━━ Information shown
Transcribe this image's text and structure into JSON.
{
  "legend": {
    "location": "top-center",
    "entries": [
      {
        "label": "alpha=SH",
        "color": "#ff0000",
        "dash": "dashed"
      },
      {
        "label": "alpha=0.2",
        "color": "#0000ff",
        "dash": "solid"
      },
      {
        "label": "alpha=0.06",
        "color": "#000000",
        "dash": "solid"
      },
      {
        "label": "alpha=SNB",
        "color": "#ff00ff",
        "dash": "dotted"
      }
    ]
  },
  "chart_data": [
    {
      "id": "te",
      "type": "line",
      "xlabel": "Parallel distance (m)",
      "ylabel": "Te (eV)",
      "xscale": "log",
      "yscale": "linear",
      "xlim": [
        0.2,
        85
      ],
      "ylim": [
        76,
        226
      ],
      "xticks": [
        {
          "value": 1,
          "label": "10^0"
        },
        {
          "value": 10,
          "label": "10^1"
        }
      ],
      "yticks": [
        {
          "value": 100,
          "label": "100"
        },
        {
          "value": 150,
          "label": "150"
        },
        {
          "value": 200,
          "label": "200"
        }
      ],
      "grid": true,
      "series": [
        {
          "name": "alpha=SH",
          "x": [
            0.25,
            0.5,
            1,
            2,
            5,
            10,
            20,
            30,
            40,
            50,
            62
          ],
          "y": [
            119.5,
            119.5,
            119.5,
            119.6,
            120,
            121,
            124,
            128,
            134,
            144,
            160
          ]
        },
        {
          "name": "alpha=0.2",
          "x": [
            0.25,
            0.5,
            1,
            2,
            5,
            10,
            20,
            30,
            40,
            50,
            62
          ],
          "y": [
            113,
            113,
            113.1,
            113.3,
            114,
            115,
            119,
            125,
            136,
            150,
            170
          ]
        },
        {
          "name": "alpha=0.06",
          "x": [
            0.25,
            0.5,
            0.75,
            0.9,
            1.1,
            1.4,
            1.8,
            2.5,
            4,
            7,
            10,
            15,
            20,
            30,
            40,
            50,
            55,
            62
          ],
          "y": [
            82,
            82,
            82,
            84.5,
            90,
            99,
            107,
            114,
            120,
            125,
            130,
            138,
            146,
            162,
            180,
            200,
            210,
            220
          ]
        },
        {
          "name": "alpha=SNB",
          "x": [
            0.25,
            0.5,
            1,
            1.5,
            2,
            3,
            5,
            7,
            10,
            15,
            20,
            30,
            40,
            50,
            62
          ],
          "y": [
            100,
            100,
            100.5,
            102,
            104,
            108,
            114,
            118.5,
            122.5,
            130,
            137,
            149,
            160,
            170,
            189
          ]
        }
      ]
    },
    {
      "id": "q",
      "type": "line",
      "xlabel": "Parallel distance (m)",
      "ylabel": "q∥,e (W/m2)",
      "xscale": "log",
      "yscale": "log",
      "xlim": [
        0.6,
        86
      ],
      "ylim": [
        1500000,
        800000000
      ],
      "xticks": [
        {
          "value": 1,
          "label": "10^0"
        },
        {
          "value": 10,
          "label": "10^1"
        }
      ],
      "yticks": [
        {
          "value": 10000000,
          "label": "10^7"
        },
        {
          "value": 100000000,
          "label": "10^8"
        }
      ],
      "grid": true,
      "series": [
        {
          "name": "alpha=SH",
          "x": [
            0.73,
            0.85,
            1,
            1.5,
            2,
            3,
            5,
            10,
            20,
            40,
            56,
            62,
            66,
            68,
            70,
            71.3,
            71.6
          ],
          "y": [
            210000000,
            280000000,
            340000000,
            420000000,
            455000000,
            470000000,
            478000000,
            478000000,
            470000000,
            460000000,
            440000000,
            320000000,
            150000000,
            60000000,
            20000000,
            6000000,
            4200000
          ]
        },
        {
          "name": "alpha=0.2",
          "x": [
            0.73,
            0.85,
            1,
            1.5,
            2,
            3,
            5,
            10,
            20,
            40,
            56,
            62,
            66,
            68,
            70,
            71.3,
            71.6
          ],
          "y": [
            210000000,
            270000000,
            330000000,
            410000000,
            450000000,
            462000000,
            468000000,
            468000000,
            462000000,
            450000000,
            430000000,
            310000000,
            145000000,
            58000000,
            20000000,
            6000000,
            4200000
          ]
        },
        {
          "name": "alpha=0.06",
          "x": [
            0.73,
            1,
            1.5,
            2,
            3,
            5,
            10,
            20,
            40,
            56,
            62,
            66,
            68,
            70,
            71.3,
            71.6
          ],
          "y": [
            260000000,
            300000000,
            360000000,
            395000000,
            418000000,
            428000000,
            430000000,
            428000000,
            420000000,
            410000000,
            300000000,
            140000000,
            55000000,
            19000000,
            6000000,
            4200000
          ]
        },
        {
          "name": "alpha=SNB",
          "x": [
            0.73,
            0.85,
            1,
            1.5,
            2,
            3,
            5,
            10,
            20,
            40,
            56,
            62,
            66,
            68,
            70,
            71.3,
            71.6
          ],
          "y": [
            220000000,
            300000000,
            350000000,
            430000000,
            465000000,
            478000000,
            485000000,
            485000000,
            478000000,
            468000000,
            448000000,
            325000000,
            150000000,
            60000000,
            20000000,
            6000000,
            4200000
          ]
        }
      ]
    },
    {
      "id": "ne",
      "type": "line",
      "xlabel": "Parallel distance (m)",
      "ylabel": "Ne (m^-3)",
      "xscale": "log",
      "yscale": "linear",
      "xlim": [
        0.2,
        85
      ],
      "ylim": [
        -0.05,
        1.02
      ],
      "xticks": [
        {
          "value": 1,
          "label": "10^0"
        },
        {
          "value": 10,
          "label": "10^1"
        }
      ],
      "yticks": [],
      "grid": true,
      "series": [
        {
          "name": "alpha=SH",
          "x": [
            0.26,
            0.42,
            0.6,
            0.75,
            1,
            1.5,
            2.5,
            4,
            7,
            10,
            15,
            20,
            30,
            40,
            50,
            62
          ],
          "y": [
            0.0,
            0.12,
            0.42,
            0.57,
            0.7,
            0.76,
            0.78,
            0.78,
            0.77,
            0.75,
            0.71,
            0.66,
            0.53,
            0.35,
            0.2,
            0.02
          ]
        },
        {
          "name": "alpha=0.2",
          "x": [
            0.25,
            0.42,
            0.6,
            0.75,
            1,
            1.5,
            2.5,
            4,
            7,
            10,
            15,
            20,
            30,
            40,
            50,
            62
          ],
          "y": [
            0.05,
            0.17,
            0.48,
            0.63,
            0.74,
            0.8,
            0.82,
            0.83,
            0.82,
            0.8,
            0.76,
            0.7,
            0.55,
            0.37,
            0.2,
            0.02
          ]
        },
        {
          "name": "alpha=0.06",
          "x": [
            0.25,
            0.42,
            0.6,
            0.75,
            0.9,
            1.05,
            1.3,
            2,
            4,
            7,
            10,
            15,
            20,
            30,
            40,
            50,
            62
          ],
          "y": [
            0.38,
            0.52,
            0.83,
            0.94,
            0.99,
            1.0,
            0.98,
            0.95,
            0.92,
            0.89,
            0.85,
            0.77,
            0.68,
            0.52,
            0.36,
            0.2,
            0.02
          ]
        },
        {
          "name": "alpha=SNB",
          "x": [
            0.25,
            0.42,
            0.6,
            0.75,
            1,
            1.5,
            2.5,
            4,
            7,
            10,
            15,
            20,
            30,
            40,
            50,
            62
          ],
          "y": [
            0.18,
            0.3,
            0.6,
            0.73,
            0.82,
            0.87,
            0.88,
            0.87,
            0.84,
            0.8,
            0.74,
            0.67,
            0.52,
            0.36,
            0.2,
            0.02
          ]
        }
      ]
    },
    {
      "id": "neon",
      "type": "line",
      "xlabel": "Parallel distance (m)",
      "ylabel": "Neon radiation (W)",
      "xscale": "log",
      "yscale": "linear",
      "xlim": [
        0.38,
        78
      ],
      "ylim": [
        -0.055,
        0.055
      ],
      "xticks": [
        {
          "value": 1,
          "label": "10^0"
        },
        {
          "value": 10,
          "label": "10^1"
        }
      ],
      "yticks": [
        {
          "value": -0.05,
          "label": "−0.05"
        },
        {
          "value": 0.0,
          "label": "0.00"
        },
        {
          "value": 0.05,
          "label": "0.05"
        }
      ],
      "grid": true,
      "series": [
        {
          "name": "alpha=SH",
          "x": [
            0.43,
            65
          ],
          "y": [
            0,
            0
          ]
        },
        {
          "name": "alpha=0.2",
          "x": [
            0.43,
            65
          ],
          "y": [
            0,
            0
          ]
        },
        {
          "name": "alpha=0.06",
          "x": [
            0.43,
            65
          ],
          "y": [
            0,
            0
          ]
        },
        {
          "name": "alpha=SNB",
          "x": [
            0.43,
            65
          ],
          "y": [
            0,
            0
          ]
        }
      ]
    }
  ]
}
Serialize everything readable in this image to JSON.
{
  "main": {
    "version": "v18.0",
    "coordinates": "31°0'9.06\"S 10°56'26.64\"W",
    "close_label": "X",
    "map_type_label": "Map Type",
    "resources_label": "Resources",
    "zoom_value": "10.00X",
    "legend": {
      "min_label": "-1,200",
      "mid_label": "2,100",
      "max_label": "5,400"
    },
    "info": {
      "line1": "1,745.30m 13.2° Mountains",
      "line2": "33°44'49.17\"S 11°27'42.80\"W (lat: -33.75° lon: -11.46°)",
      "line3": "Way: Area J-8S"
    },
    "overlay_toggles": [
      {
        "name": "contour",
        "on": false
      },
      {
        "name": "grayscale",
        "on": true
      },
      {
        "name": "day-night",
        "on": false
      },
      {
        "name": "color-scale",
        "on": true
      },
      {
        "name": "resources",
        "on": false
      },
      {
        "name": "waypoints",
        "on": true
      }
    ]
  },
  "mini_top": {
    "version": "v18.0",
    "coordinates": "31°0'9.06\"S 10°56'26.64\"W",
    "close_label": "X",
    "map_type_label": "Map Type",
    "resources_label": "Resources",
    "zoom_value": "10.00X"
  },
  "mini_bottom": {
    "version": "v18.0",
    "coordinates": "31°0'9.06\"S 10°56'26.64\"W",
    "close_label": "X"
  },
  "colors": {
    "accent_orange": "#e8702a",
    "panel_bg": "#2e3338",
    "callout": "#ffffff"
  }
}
━━━━
▸ Exercise
In the entries above, identify each line that includes the string "JSON", then copy it.

▸ Expected output
Transcribe this image's text and structure into JSON.
Serialize everything readable in this image to JSON.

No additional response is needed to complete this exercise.